Stored records
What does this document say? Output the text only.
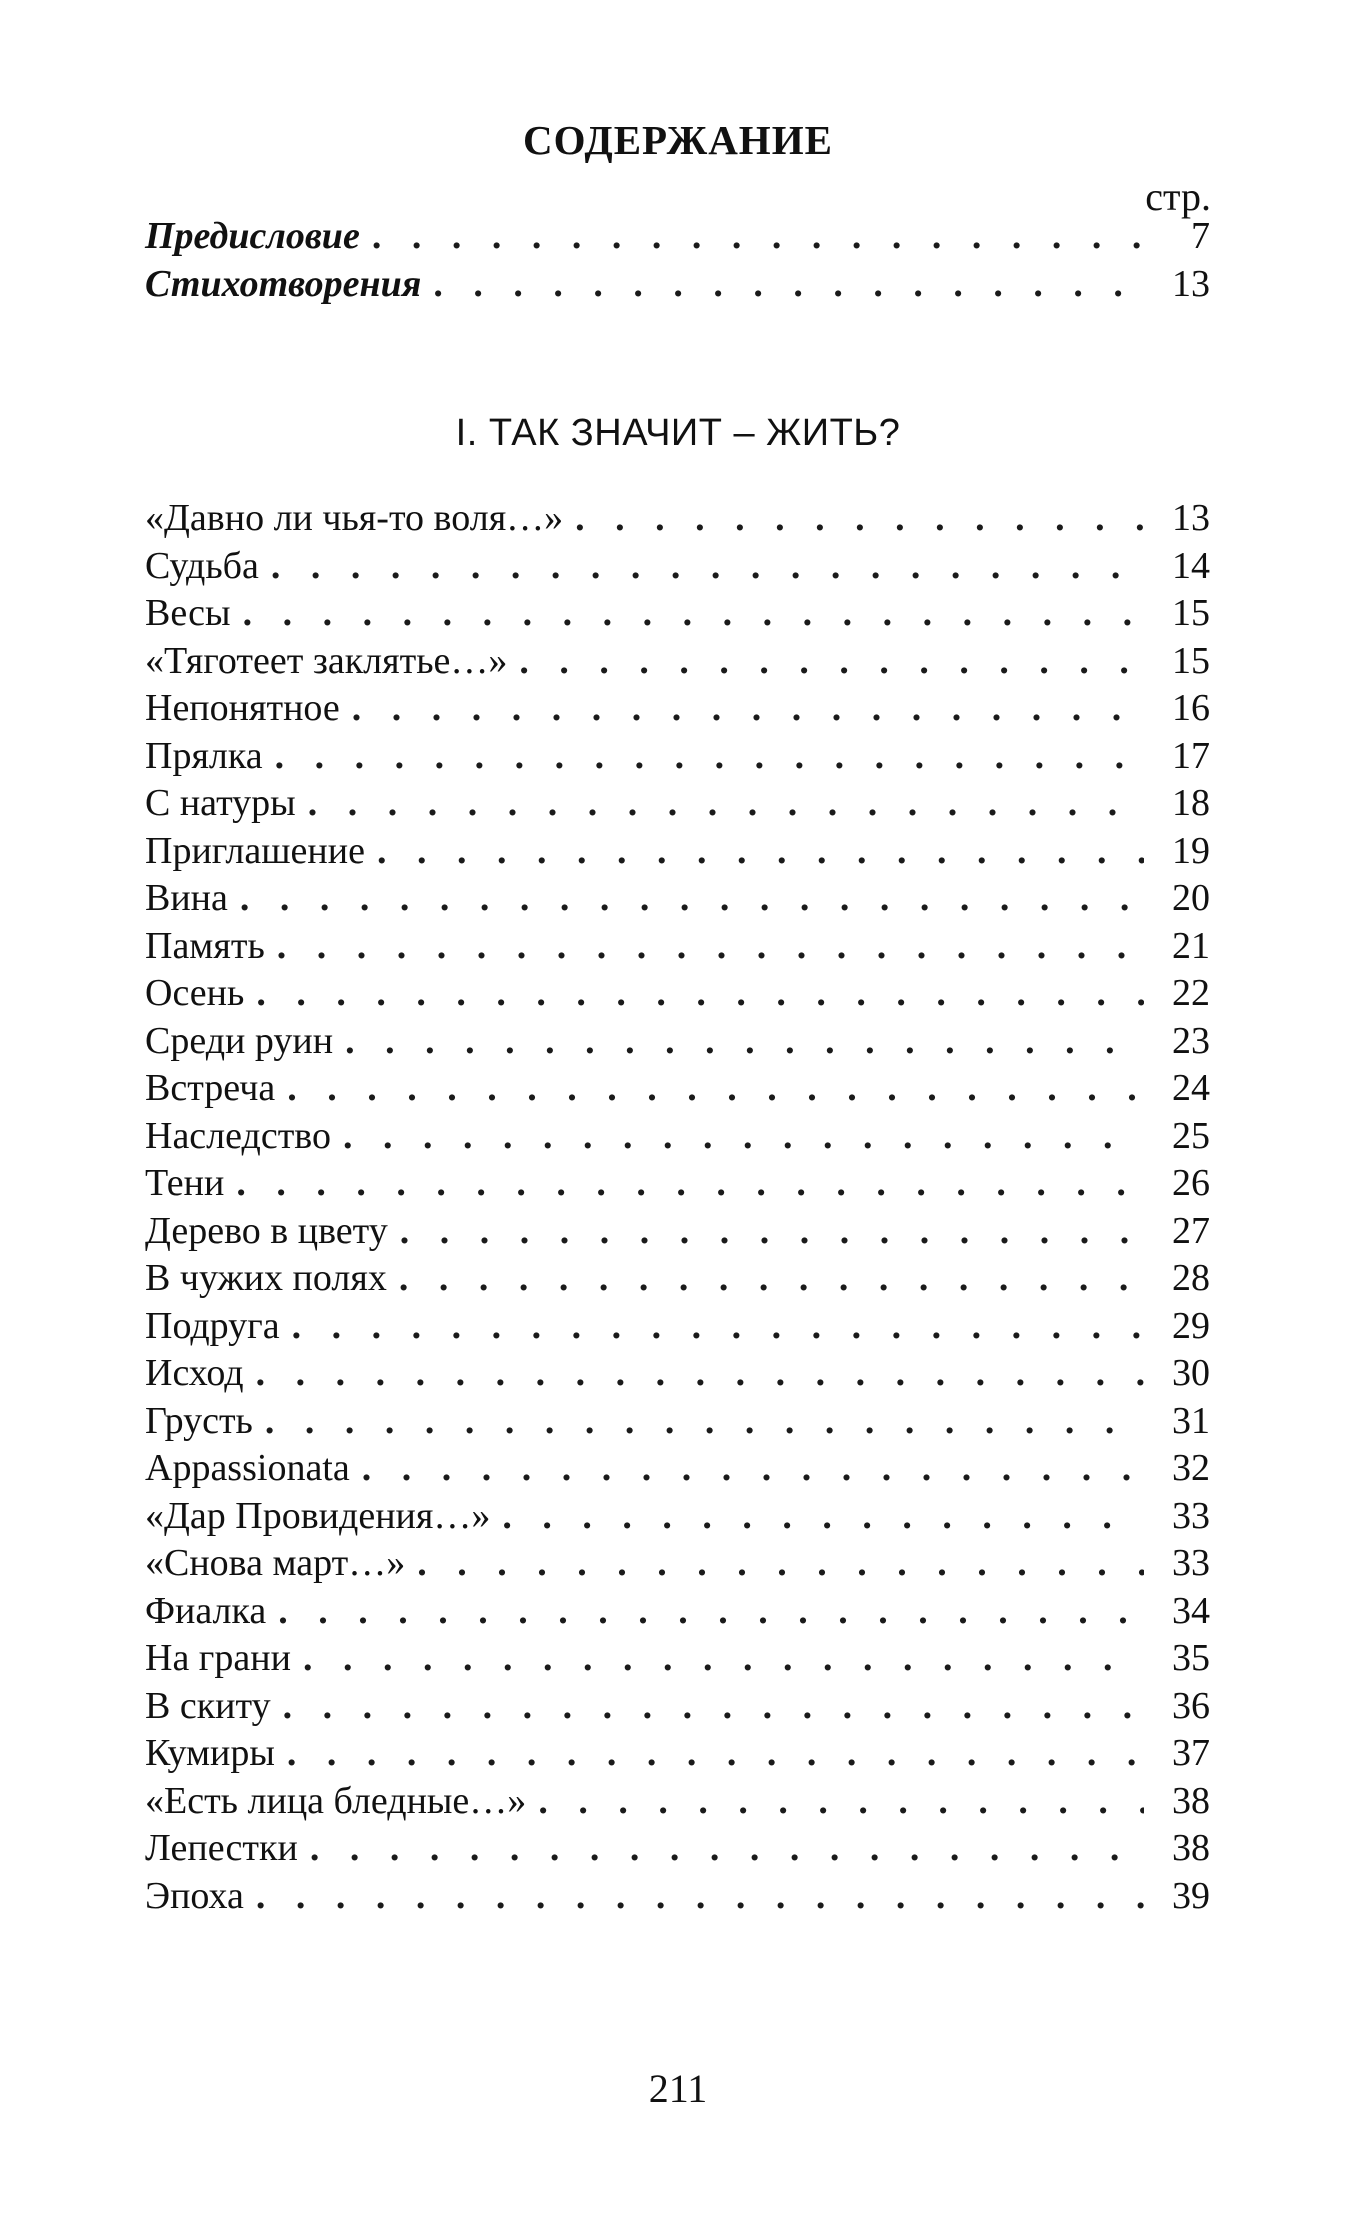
СОДЕРЖАНИЕ
стр.
Предисловие . . .	7
Стихотворения . . .	13
I. ТАК ЗНАЧИТ – ЖИТЬ?
«Давно ли чья-то воля…» . . .	13
Судьба . . .	14
Весы . . .	15
«Тяготеет заклятье…» . . .	15
Непонятное . . .	16
Прялка . . .	17
С натуры . . .	18
Приглашение . . .	19
Вина . . .	20
Память . . .	21
Осень . . .	22
Среди руин . . .	23
Встреча . . .	24
Наследство . . .	25
Тени . . .	26
Дерево в цвету . . .	27
В чужих полях . . .	28
Подруга . . .	29
Исход . . .	30
Грусть . . .	31
Appassionata . . .	32
«Дар Провидения…» . . .	33
«Снова март…» . . .	33
Фиалка . . .	34
На грани . . .	35
В скиту . . .	36
Кумиры . . .	37
«Есть лица бледные…» . . .	38
Лепестки . . .	38
Эпоха . . .	39
211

Given exercise: Your copy of the data should match it exactly, except that pictures are left out.

Exercise response:
What does this document say? Output the text only.
СОДЕРЖАНИЕ
стр.
Предисловие . . .	7
Стихотворения . . .	13
I. ТАК ЗНАЧИТ – ЖИТЬ?
«Давно ли чья-то воля…» . . .	13
Судьба . . .	14
Весы . . .	15
«Тяготеет заклятье…» . . .	15
Непонятное . . .	16
Прялка . . .	17
С натуры . . .	18
Приглашение . . .	19
Вина . . .	20
Память . . .	21
Осень . . .	22
Среди руин . . .	23
Встреча . . .	24
Наследство . . .	25
Тени . . .	26
Дерево в цвету . . .	27
В чужих полях . . .	28
Подруга . . .	29
Исход . . .	30
Грусть . . .	31
Appassionata . . .	32
«Дар Провидения…» . . .	33
«Снова март…» . . .	33
Фиалка . . .	34
На грани . . .	35
В скиту . . .	36
Кумиры . . .	37
«Есть лица бледные…» . . .	38
Лепестки . . .	38
Эпоха . . .	39
211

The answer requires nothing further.